Reproduce each line from the records that holds "után".

>> begin DATASET EXTRACT

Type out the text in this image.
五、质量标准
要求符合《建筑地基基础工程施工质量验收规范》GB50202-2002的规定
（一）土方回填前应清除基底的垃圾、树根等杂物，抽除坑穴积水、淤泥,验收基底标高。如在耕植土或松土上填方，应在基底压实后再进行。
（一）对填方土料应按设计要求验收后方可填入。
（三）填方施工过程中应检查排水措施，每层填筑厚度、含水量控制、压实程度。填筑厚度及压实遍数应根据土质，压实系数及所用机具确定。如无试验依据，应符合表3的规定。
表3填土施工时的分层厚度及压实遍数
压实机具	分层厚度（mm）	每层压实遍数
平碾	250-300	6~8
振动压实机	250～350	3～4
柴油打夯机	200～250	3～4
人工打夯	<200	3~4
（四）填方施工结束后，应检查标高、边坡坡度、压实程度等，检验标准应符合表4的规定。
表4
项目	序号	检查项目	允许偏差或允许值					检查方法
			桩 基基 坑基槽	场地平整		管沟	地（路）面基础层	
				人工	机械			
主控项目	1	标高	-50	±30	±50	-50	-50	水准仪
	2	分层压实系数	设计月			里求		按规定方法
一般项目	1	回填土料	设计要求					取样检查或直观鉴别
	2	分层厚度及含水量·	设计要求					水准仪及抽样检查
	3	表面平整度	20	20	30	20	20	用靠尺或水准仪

>> end DATASET EXTRACT
>> begin DATASET EXTRACT

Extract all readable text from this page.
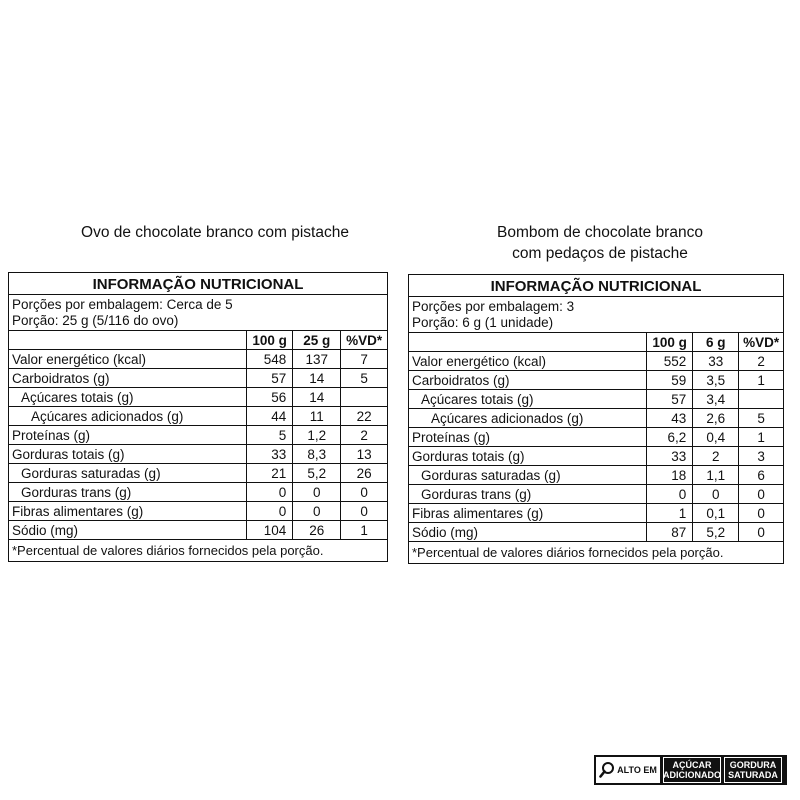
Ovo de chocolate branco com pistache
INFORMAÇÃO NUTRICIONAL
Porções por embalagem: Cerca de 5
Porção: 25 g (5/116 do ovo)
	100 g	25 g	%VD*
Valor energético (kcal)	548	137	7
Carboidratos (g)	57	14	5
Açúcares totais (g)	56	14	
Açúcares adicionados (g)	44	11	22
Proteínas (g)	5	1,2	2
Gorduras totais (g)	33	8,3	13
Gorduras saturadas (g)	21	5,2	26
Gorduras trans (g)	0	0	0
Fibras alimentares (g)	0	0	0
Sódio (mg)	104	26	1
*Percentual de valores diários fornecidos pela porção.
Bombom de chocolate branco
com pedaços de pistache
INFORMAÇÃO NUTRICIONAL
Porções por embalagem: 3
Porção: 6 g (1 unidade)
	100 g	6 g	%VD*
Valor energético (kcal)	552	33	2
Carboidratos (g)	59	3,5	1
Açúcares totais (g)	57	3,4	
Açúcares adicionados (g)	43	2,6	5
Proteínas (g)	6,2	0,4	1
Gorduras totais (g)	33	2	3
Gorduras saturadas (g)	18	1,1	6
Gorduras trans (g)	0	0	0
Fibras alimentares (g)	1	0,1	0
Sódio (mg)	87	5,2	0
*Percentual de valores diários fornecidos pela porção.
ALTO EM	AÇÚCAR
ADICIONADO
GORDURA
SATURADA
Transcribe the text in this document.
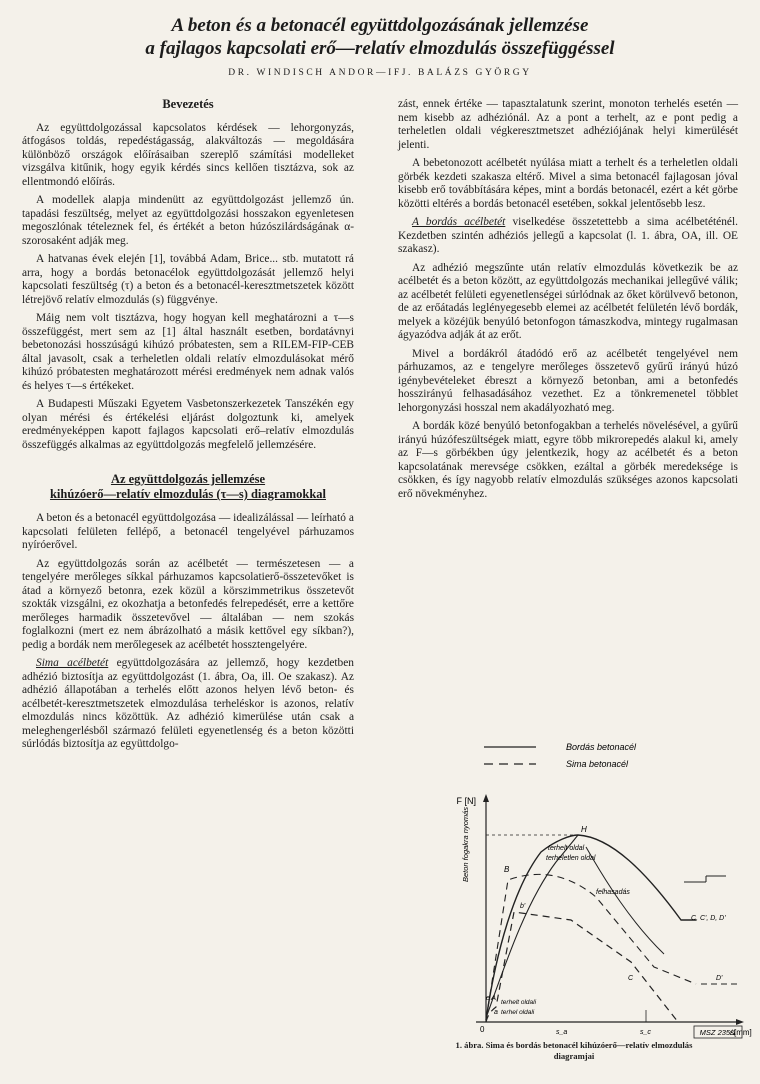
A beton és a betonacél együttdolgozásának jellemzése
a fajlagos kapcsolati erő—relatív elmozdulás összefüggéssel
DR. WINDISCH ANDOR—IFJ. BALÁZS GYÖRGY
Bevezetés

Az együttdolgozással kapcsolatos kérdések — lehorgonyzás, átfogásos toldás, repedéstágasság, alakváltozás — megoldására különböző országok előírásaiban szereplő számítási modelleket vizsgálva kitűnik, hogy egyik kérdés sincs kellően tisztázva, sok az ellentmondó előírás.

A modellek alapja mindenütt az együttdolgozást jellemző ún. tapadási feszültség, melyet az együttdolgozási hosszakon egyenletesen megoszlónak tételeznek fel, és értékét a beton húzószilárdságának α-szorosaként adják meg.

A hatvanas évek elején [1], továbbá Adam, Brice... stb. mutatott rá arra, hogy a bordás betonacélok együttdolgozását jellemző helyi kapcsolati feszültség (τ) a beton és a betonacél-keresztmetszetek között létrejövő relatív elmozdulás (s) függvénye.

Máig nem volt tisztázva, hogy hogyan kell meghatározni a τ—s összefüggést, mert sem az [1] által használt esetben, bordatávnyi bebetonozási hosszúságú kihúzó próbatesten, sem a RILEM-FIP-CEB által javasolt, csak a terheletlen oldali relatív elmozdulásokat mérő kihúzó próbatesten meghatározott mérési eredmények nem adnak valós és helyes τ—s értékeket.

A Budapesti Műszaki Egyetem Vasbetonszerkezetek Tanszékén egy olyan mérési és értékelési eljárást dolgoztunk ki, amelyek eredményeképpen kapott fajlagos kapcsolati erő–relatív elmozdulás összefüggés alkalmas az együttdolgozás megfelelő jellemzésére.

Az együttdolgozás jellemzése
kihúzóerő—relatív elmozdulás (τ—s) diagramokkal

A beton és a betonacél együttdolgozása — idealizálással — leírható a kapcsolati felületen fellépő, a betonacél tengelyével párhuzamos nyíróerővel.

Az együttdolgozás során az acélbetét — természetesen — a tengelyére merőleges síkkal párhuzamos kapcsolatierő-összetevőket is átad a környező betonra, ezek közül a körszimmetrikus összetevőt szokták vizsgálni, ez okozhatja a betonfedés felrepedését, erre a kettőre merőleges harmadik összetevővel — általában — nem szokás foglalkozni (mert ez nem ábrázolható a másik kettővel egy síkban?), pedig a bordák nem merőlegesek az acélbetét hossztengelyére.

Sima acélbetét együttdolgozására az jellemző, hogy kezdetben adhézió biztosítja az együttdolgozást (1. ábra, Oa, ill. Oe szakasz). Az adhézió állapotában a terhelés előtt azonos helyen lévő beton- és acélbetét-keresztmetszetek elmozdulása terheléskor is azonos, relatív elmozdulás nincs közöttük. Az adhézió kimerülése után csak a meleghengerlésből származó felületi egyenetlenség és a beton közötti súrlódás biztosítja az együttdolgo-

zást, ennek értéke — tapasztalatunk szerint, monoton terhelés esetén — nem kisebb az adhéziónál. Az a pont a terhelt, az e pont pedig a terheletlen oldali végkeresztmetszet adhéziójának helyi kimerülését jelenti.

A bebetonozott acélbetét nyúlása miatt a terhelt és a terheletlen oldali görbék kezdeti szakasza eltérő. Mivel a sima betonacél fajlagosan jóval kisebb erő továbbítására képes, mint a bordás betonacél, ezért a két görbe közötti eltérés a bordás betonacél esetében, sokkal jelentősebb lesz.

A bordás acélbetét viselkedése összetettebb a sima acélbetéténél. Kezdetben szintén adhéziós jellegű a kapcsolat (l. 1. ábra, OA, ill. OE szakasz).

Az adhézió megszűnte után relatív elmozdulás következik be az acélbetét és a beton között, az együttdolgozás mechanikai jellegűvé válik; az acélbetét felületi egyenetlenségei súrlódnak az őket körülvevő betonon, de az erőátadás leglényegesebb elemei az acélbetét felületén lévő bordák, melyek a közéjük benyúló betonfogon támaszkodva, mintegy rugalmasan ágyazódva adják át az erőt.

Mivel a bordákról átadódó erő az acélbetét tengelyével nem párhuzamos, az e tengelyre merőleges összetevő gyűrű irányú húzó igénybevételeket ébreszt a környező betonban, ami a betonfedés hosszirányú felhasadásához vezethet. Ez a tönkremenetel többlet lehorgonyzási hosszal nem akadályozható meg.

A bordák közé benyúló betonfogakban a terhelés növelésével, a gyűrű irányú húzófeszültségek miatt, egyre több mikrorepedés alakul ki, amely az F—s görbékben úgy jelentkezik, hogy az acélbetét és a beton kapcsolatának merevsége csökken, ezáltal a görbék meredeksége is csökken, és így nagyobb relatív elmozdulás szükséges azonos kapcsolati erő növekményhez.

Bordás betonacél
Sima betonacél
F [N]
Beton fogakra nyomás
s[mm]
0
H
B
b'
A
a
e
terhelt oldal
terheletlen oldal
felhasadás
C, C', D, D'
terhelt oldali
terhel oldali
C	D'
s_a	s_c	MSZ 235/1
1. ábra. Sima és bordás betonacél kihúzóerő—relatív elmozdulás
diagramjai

>> end DATASET EXTRACT

ANSWER TO THIS EXERCISE:
Sima acélbetét együttdolgozására az jellemző, hogy kezdetben adhézió biztosítja az együttdolgozást (1. ábra, Oa, ill. Oe szakasz). Az adhézió állapotában a terhelés előtt azonos helyen lévő beton- és acélbetét-keresztmetszetek elmozdulása terheléskor is azonos, relatív elmozdulás nincs közöttük. Az adhézió kimerülése után csak a meleghengerlésből származó felületi egyenetlenség és a beton közötti súrlódás biztosítja az együttdolgo-
Az adhézió megszűnte után relatív elmozdulás következik be az acélbetét és a beton között, az együttdolgozás mechanikai jellegűvé válik; az acélbetét felületi egyenetlenségei súrlódnak az őket körülvevő betonon, de az erőátadás leglényegesebb elemei az acélbetét felületén lévő bordák, melyek a közéjük benyúló betonfogon támaszkodva, mintegy rugalmasan ágyazódva adják át az erőt.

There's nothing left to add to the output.